→ Task A:
From the entries below, pull out every line that contains "Granada", matching case exactly.

-- begin Article --

Swinford GAA
- County:: Mayo
- Colours:: Black, Red
- Grounds:: Robert McCallion Memorial Park

Playing kits
| Standard colours |

Senior Club Championships
|  | All Ireland | Connacht champions | Mayo champions |
| Football: | 0 | 0 | 0 |

= Swinford GAA =

Gaelic games club in County Mayo, Ireland

Swinford GAA (C.L.G. Beal Atha Na Muice) is a Gaelic Athletic Association club based in Swinford, County Mayo.
They play in Mayo Intermediate Football Championship and belong to the East Division.

==History==
Originally, there were three clubs in Swinford area: "The Commercials", "The Sextons", and "The Young Ireland". There is no evidence about the foundation of a unique club, but Swinford contested the Mayo final, the first and only one, in 1889, when they lost against Ballina Stephenites GAA.

-- end Article --
-- begin Dataset rows --

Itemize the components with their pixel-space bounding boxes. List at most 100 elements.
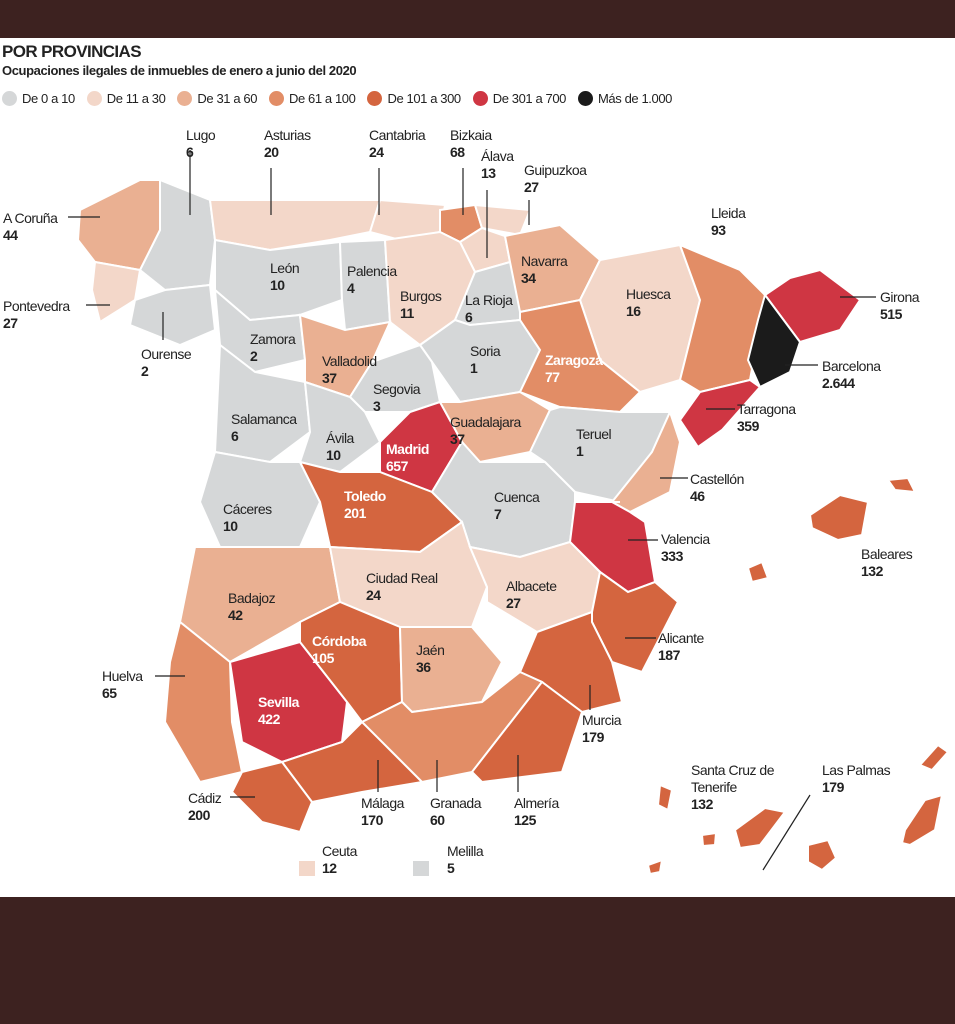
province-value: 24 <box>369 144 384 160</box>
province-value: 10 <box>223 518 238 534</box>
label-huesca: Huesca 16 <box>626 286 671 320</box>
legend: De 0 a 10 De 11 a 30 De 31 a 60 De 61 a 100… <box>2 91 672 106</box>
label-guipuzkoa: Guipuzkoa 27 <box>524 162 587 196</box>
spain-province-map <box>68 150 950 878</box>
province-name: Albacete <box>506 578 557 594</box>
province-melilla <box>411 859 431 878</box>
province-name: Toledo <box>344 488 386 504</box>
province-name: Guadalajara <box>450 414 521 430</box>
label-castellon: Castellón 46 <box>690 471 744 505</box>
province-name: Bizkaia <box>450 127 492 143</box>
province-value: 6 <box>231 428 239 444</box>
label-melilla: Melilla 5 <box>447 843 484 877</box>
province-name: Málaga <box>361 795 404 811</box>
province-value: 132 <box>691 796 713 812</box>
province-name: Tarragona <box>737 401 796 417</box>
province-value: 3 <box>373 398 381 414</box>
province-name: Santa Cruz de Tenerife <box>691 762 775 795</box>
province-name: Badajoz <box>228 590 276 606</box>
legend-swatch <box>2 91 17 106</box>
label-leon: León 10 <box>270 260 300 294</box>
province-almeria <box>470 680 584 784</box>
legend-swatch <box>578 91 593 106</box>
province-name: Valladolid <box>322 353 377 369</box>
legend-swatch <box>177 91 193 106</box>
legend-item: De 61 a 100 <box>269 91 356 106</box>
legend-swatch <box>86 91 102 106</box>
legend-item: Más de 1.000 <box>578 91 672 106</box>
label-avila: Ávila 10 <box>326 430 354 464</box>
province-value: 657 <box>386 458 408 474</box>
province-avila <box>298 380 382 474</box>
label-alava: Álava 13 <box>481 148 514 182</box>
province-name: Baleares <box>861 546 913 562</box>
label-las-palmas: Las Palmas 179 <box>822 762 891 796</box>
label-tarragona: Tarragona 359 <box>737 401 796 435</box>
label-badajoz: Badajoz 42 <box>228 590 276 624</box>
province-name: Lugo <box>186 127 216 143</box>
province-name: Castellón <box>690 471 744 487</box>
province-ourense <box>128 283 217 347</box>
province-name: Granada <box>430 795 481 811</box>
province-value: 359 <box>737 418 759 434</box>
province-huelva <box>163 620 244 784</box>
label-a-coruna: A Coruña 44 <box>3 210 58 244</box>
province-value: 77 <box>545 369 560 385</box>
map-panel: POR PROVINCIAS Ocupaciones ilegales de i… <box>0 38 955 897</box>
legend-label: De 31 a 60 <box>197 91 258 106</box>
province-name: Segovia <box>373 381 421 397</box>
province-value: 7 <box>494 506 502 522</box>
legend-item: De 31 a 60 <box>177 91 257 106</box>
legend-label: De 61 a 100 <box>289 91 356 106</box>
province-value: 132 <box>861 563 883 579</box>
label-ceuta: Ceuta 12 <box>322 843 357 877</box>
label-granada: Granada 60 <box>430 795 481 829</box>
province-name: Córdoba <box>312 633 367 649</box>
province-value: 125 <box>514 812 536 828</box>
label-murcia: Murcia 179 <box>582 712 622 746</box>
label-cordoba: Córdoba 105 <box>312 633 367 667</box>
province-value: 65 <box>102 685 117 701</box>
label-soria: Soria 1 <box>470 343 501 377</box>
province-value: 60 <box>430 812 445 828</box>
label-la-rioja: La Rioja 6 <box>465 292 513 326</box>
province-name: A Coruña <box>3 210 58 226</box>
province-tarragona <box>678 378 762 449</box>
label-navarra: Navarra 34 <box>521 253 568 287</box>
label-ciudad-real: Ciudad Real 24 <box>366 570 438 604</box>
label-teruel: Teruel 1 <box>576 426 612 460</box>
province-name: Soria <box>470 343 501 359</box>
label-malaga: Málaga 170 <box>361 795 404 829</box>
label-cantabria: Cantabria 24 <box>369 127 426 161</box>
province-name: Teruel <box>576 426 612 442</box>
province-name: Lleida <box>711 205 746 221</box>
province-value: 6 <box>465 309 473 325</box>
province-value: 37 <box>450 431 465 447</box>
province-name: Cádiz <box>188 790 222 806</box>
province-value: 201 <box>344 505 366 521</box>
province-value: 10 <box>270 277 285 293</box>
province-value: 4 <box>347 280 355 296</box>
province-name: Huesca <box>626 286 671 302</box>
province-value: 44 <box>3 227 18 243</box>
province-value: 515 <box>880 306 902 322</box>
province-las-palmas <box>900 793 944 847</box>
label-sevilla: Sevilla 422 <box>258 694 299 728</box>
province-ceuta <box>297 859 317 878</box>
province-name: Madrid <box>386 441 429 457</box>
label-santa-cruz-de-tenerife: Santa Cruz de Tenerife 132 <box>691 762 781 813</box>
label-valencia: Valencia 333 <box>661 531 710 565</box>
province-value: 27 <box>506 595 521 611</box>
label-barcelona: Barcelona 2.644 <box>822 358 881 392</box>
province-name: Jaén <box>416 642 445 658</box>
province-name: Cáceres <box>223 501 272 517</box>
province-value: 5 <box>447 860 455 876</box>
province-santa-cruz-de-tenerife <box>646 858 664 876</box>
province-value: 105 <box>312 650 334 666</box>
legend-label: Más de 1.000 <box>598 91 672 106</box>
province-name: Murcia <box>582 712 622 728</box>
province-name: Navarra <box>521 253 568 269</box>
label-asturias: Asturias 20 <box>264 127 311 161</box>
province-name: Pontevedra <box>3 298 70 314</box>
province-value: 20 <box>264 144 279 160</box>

-- end Dataset rows --

→ Task B:
In the Swinford GAA article, which club defeated Swinford in the 1889 Mayo final?

→ Full response A:
province-name: Granada <box>430 795 481 811</box>
label-granada: Granada 60 <box>430 795 481 829</box>

→ Full response B:
Ballina Stephenites GAA